- **TEXTE**
---*---

Emmanuel Macron a présenté, à Davos le 24 janvier, une vision de la mondialisation fondée sur une relance des coopérations internationales et du multilatéralisme, et un engagement des entreprises. Sa conception d’une responsabilité environnementale et sociale est « institutionnelle » c’est-à-dire orientée par le cadre multilatéral. Elle correspond à celle qui a fondé la rédaction de l’ISO 26000[1] qui est actuellement en panne.
En effet, pour la seconde fois l’ISO a consulté ses membres sur l’opportunité de réviser la norme ISO26000. 55% ont confirmé le souhaite de conserver l’ISO 26000 en l’état. Élaborée pendant 5 ans et votée en 2010 la norme ISO26000 sur la responsabilité sociétale des organisations aurait pourtant besoin d’une sérieuse actualisation. En 7 ans les pratiques et les enjeux attachés à la responsabilité sociétale ont évolué comme ceux du développement durable.
Sur le plan institutionnel du développement durable d’abord. La conférence de Rio en 2012 et les 17 objectifs de développement durable (ODD) inscrits à l’agenda 2015-2030 précisent et structurent l’approche du développement durable et donc la façon dont les organisations peuvent y contribuer. L’Organisation Post Publication (PPO) de l’ISO 26000 appuyait sur cette base la demande de révision[2].

---*---

[Entrées des zones annotées]
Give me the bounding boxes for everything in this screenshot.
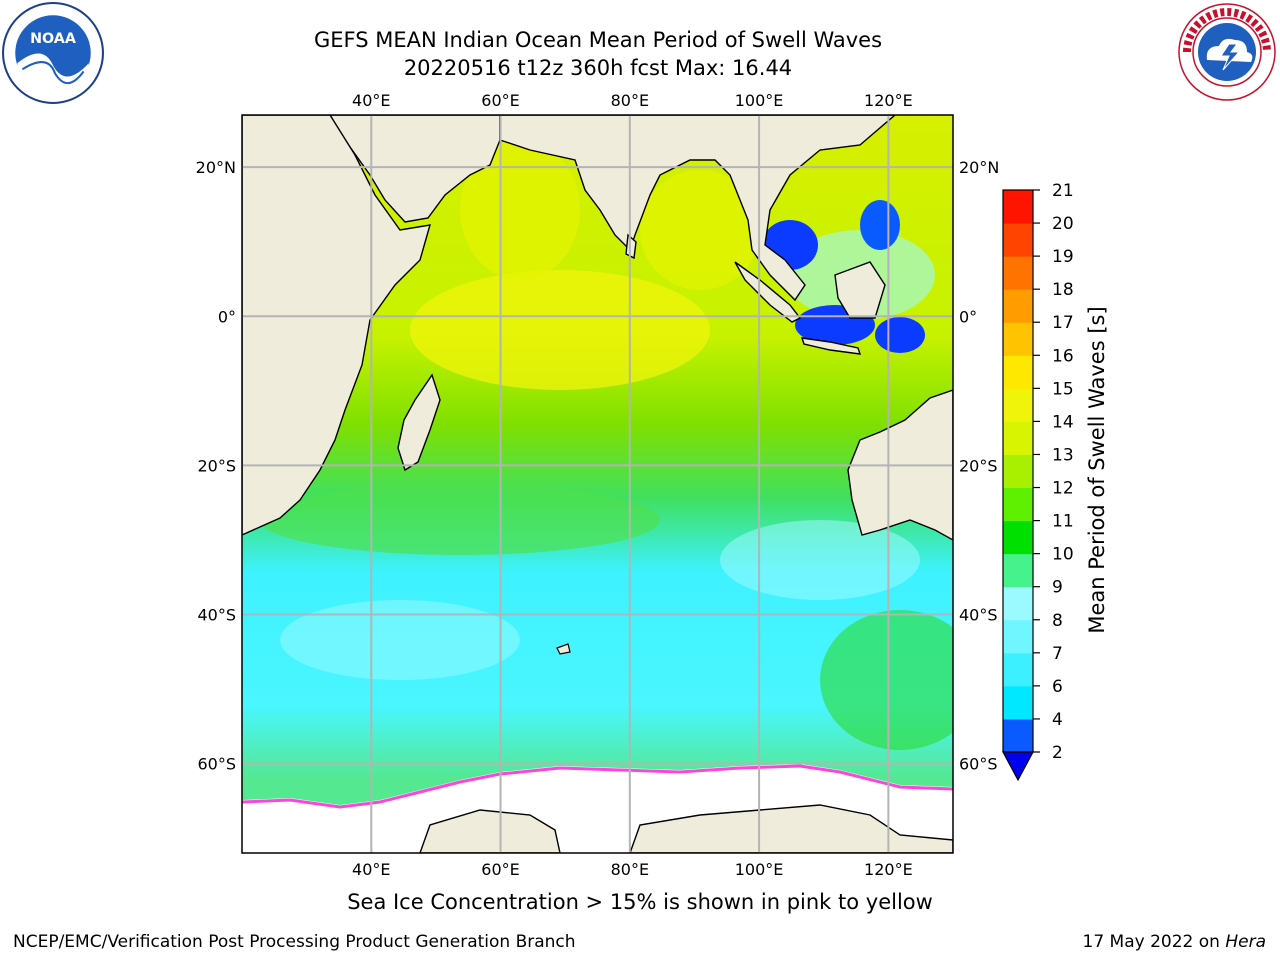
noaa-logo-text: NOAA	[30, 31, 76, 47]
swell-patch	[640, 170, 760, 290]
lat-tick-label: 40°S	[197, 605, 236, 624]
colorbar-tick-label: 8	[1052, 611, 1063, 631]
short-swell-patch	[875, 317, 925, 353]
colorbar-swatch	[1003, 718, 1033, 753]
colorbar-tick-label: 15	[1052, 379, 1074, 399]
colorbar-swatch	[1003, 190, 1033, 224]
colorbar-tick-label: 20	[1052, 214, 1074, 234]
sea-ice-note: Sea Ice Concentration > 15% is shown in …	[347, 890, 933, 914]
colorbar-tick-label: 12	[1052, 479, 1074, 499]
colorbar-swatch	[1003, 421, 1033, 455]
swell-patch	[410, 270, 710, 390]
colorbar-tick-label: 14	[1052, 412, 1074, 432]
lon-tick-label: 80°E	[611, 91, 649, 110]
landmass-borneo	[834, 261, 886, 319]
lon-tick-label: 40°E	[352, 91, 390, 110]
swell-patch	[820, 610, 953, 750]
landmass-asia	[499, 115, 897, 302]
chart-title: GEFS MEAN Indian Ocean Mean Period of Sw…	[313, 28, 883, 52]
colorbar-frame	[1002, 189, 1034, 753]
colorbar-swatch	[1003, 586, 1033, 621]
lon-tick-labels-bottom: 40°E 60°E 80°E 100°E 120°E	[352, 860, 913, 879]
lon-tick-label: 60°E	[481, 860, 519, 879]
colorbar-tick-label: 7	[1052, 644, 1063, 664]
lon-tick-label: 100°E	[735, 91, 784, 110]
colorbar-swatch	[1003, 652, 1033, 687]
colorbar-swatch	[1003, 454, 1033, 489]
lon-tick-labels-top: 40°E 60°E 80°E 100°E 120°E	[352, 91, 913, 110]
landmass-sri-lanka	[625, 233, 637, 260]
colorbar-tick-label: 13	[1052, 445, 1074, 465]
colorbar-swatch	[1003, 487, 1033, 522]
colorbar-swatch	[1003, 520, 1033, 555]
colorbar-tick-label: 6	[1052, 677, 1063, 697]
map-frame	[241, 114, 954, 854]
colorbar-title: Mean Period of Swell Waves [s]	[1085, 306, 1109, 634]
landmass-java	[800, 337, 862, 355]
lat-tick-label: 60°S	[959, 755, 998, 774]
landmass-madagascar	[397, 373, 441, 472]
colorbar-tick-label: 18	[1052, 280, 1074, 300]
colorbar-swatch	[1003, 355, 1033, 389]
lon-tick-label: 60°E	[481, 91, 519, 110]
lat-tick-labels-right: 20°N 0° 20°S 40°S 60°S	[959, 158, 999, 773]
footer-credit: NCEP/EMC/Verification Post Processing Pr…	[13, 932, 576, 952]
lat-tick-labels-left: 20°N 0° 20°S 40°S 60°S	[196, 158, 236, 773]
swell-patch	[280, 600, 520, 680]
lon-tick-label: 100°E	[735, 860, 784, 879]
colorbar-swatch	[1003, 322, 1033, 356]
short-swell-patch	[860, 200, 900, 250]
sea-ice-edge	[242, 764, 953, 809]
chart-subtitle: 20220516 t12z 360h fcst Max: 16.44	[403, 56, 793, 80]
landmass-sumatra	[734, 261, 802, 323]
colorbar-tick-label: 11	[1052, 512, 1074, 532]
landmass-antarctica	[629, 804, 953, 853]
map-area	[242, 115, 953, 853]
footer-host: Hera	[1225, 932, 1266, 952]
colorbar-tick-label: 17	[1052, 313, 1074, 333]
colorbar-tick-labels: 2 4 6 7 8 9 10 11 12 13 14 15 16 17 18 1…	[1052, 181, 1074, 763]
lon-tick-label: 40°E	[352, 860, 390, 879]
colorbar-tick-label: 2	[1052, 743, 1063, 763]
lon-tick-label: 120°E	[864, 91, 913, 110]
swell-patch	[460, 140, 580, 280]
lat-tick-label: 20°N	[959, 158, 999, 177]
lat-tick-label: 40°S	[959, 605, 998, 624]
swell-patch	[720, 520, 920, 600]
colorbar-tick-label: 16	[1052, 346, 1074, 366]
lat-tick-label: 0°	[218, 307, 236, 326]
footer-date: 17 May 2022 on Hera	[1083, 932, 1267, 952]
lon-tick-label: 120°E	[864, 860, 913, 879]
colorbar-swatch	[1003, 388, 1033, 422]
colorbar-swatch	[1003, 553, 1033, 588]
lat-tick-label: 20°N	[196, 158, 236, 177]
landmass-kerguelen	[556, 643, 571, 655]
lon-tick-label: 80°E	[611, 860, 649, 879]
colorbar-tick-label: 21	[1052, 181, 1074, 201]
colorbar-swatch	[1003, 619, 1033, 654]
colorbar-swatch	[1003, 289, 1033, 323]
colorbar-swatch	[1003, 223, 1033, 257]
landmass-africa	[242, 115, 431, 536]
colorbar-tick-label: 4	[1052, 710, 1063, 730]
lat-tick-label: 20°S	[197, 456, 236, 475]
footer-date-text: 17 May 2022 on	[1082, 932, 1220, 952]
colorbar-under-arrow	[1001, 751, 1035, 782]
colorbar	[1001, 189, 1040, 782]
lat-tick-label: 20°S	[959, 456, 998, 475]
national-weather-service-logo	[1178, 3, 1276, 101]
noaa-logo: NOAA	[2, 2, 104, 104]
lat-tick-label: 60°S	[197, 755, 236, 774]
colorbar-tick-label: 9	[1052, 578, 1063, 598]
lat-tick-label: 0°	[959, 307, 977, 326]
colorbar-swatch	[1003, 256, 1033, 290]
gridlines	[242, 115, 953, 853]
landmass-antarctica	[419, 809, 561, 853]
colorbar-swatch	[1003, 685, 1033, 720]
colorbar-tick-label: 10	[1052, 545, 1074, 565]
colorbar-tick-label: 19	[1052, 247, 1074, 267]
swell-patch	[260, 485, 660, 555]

---*---

- **CONSIGNES DE L'EXERCICE**
a) Disposez en tableau Markdown, sous les colonnes « n° » et « Ligne », la partie des lignes relevées qui s'ouvre sur la ligne contenant « 31, 76, 47] » et se ferme sur celle contenant « 586, 1033, 621] », ces deux lignes comprises. Numérotez chaque ligne et laissez de côté les lignes vides.
b) Reprenez le texte sur la révision de la norme ISO 26000 et poursuivez-le après sa dernière phrase.
Le texte et les lignes relevées proviennent de sources distinctes.

- **CORRIGÉ DES EXERCICES**
a)
| n° | Ligne |
|---|---|
| 1 | noaa-logo-text: NOAA	[30, 31, 76, 47] |
| 2 | swell-patch	[640, 170, 760, 290] |
| 3 | lat-tick-label: 40°S	[197, 605, 236, 624] |
| 4 | colorbar-tick-label: 8	[1052, 611, 1063, 631] |
| 5 | short-swell-patch	[875, 317, 925, 353] |
| 6 | colorbar-swatch	[1003, 718, 1033, 753] |
| 7 | colorbar-tick-label: 15	[1052, 379, 1074, 399] |
| 8 | colorbar-swatch	[1003, 190, 1033, 224] |
| 9 | colorbar-tick-label: 20	[1052, 214, 1074, 234] |
| 10 | sea-ice-note: Sea Ice Concentration > 15% is shown in …	[347, 890, 933, 914] |
| 11 | colorbar-tick-label: 12	[1052, 479, 1074, 499] |
| 12 | colorbar-swatch	[1003, 421, 1033, 455] |
| 13 | swell-patch	[410, 270, 710, 390] |
| 14 | colorbar-tick-label: 14	[1052, 412, 1074, 432] |
| 15 | lon-tick-label: 80°E	[611, 91, 649, 110] |
| 16 | landmass-borneo	[834, 261, 886, 319] |
| 17 | lon-tick-label: 40°E	[352, 91, 390, 110] |
| 18 | swell-patch	[820, 610, 953, 750] |
| 19 | landmass-asia	[499, 115, 897, 302] |
| 20 | chart-title: GEFS MEAN Indian Ocean Mean Period of Sw…	[313, 28, 883, 52] |
| 21 | colorbar-frame	[1002, 189, 1034, 753] |
| 22 | colorbar-swatch	[1003, 586, 1033, 621] |

b)
C’est la GRI, le Pacte mondial et le WBCSD qui ont écrit le guide permettant aux entreprises de contribuer à la réalisation de ces ODD : le SDG Compass. L’ISO a été absent de ce travail. En France c’est EpE et le Global Compact France qui ont traduit le guide SDG Compass en français, à destination des entreprises françaises et francophones[3]. Ni l’ISO ni l’AFNOR se sont impliqués dans ce travail.
Cela tient d’une part à l’absence de dispositif institutionnel pour porter l’ISO26000 ce qui n’est pas le mandat de la PPO, et d’autre part à la séparation entre l’ISO26000 et les Nations-Unies.
Au-delà de cet aspect institutionnel, le président Emmanuel Macron a identifié dans son discours quelques questions qui mériteraient d’être intégrées dans une nouvelle norme ISO 26000.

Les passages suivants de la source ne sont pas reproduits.